■ AIM OF THE TASK: How many lines in the entries below contain "subtitle"? Answer with the number only.
====
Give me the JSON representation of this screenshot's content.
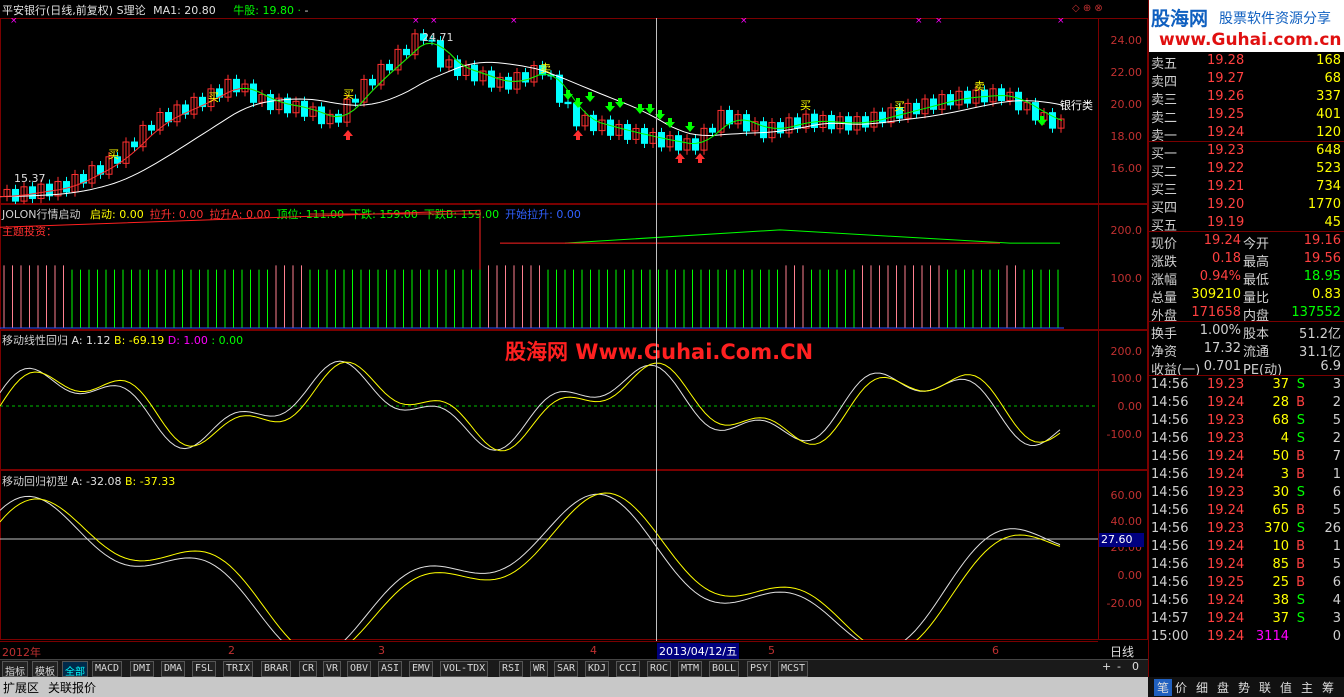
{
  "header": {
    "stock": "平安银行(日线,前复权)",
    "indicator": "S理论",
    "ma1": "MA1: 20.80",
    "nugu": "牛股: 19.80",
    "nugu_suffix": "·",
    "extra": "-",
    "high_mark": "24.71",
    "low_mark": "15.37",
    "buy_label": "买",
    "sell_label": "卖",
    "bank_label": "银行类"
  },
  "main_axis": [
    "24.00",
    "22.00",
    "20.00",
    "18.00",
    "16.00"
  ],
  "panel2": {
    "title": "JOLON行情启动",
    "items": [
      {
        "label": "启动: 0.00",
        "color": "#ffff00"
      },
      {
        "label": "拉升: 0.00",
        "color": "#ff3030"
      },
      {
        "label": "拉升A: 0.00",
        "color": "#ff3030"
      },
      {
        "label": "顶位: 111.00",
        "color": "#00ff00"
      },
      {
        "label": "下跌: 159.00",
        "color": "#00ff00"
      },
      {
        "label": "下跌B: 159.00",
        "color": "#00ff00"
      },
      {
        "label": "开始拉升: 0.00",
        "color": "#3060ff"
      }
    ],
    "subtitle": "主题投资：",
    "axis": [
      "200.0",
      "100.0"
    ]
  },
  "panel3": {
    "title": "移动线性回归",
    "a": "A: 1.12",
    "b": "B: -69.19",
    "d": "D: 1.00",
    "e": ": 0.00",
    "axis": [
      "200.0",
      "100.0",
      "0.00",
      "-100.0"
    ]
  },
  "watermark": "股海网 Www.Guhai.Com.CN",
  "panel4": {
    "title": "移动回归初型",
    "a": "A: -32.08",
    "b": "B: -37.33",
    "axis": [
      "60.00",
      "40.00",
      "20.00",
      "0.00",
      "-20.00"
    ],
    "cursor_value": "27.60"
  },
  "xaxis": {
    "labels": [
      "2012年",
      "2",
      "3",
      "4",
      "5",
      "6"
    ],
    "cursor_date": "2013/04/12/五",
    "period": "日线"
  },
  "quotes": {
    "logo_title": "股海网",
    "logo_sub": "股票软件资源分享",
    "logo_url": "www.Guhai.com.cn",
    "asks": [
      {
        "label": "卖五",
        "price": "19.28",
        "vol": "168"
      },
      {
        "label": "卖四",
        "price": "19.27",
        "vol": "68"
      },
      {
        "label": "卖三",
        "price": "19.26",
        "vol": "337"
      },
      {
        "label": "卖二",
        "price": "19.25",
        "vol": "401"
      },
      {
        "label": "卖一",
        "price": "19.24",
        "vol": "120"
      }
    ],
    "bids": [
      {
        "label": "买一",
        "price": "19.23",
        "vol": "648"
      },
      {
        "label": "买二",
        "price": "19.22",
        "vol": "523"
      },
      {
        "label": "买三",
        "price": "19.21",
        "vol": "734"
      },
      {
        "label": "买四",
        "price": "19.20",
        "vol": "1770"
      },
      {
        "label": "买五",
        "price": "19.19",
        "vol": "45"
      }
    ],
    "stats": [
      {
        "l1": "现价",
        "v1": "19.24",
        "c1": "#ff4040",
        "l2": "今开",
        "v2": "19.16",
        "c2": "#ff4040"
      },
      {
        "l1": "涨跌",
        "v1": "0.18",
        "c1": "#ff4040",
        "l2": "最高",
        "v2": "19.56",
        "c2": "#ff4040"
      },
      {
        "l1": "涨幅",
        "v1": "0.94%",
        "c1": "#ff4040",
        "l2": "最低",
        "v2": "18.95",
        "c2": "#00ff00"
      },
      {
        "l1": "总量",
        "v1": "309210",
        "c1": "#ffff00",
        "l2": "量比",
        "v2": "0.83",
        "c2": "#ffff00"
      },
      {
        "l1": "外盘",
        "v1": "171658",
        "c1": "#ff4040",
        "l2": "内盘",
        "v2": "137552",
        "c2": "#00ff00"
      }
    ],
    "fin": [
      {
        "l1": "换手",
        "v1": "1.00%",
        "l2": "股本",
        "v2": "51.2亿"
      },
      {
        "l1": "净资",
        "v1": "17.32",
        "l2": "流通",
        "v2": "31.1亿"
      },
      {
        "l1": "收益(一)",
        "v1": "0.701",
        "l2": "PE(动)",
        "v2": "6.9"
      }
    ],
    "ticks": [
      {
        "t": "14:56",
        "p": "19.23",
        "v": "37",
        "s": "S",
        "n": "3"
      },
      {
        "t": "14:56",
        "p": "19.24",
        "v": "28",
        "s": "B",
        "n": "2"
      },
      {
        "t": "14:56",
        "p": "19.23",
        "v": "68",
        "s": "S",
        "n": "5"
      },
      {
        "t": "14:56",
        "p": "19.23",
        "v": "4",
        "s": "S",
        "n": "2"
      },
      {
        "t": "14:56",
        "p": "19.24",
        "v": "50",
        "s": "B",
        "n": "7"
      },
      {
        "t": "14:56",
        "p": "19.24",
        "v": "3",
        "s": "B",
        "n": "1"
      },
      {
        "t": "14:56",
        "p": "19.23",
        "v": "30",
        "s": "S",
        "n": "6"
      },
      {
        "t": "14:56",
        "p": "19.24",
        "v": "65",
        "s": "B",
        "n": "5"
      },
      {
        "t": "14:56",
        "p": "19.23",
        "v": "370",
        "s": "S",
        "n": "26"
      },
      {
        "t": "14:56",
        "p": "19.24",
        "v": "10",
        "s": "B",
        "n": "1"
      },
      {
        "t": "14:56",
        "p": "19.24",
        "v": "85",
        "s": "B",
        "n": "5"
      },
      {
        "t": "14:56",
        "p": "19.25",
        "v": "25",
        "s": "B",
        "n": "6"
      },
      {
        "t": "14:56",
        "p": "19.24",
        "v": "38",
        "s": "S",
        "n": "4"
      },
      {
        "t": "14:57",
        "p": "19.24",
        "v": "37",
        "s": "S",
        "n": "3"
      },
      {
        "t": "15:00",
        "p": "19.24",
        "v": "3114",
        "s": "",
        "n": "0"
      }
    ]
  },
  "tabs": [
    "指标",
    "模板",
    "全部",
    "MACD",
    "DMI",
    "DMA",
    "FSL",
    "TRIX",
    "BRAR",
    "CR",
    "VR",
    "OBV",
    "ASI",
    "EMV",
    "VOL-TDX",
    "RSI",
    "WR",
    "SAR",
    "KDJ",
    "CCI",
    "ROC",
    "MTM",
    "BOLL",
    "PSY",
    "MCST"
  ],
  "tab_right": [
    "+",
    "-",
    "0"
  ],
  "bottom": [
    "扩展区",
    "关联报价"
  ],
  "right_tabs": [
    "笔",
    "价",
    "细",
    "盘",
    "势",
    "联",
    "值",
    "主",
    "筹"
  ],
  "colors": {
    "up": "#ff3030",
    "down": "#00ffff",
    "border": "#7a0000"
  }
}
====
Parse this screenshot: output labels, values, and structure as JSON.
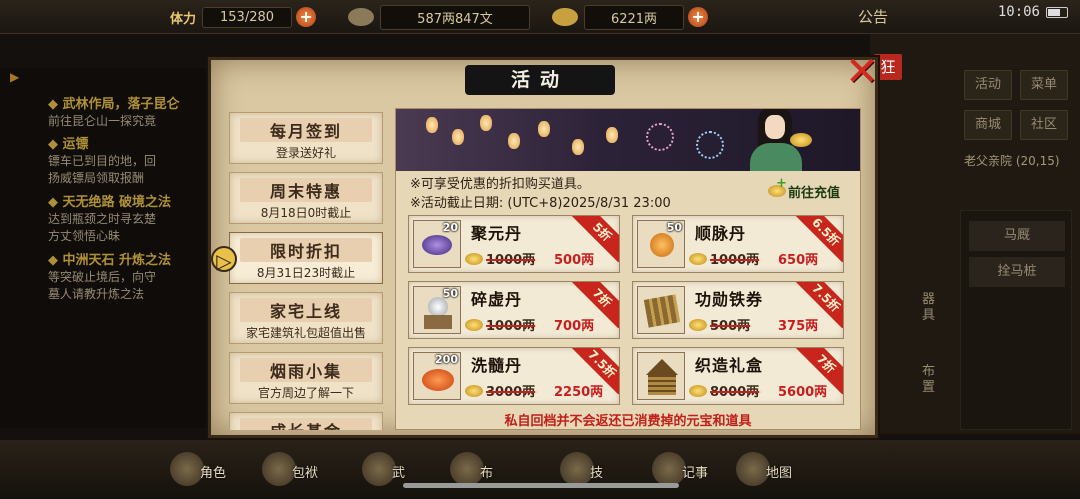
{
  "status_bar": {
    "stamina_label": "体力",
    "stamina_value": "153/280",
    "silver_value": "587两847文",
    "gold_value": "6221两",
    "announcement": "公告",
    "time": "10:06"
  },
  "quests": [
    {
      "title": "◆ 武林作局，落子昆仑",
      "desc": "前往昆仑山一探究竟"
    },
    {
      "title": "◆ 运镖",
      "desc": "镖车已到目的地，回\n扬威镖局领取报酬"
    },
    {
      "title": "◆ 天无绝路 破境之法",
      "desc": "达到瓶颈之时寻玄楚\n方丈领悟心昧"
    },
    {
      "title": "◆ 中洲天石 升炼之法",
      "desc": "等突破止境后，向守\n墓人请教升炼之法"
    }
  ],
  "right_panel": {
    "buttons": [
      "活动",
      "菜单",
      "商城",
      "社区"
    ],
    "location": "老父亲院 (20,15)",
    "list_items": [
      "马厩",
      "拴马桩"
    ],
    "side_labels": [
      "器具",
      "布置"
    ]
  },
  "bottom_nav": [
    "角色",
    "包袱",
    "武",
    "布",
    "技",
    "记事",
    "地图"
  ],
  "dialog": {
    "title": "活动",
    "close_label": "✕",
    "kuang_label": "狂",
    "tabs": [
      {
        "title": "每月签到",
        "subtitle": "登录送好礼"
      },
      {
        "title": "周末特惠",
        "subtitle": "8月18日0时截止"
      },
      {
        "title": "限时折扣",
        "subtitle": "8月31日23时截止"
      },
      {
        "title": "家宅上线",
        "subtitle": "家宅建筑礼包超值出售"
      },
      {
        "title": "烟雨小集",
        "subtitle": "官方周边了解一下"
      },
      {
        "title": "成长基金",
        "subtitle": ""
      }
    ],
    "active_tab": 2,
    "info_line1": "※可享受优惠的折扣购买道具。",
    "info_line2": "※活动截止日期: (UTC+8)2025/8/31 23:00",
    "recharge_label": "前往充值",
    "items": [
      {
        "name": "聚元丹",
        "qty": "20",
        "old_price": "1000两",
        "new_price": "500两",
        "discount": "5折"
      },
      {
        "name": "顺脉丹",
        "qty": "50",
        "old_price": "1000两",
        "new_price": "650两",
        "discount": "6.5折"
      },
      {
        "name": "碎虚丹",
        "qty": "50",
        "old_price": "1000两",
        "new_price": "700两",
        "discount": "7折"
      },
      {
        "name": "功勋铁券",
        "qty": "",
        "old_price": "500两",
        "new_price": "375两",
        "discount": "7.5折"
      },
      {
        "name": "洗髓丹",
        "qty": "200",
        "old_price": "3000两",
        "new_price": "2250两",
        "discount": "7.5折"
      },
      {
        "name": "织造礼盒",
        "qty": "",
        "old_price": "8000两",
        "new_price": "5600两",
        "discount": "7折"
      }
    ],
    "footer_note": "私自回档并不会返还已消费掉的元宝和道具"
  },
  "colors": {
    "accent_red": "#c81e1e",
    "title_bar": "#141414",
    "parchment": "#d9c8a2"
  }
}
====
■ EXPECTED OUTPUT: 7